[Data entries]

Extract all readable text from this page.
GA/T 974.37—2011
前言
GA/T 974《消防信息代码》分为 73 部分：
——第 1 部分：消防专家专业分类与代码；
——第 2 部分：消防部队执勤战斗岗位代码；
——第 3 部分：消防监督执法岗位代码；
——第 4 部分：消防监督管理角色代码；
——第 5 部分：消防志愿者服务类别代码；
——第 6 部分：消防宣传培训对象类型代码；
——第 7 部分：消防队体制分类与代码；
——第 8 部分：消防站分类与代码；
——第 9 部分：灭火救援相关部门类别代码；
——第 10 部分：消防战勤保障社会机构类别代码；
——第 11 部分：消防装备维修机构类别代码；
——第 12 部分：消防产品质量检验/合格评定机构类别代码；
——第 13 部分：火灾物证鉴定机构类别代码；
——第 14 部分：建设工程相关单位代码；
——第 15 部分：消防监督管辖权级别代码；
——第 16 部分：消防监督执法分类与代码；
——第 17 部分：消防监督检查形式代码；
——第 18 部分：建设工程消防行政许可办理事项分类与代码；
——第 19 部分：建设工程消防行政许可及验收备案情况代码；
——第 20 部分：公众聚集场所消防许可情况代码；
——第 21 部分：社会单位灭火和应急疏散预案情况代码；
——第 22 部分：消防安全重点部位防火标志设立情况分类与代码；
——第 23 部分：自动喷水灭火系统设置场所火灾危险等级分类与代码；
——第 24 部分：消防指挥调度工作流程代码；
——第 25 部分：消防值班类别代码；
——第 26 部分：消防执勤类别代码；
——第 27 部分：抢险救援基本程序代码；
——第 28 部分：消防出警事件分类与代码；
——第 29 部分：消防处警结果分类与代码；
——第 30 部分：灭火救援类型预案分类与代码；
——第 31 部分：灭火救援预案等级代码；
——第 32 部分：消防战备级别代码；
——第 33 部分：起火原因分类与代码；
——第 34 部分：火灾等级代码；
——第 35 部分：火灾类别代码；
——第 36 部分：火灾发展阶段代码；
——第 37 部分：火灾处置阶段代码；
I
* * *
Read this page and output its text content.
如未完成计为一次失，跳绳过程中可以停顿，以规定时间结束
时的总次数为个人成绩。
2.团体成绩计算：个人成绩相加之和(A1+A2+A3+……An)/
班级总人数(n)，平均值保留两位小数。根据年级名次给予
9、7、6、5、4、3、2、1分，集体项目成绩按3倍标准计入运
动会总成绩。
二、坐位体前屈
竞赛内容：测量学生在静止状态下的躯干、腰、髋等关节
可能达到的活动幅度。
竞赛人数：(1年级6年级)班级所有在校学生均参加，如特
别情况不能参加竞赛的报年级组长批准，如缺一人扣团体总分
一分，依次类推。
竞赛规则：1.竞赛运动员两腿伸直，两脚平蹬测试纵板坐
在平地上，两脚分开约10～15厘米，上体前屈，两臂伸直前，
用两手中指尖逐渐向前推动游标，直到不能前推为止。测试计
---
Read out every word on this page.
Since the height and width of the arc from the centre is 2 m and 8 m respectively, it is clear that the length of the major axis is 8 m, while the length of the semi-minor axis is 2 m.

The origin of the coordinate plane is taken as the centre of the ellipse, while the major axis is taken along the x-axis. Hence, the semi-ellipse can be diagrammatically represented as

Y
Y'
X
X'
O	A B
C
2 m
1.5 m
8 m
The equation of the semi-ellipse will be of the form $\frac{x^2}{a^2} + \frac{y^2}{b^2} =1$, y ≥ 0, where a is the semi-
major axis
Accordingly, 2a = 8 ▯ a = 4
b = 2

- [Directions for this task]
Filter the records down to the lines that contain the string "centre", and copy those lines.

- [Complete response]
Since the height and width of the arc from the centre is 2 m and 8 m respectively, it is clear that the length of the major axis is 8 m, while the length of the semi-minor axis is 2 m.
The origin of the coordinate plane is taken as the centre of the ellipse, while the major axis is taken along the x-axis. Hence, the semi-ellipse can be diagrammatically represented as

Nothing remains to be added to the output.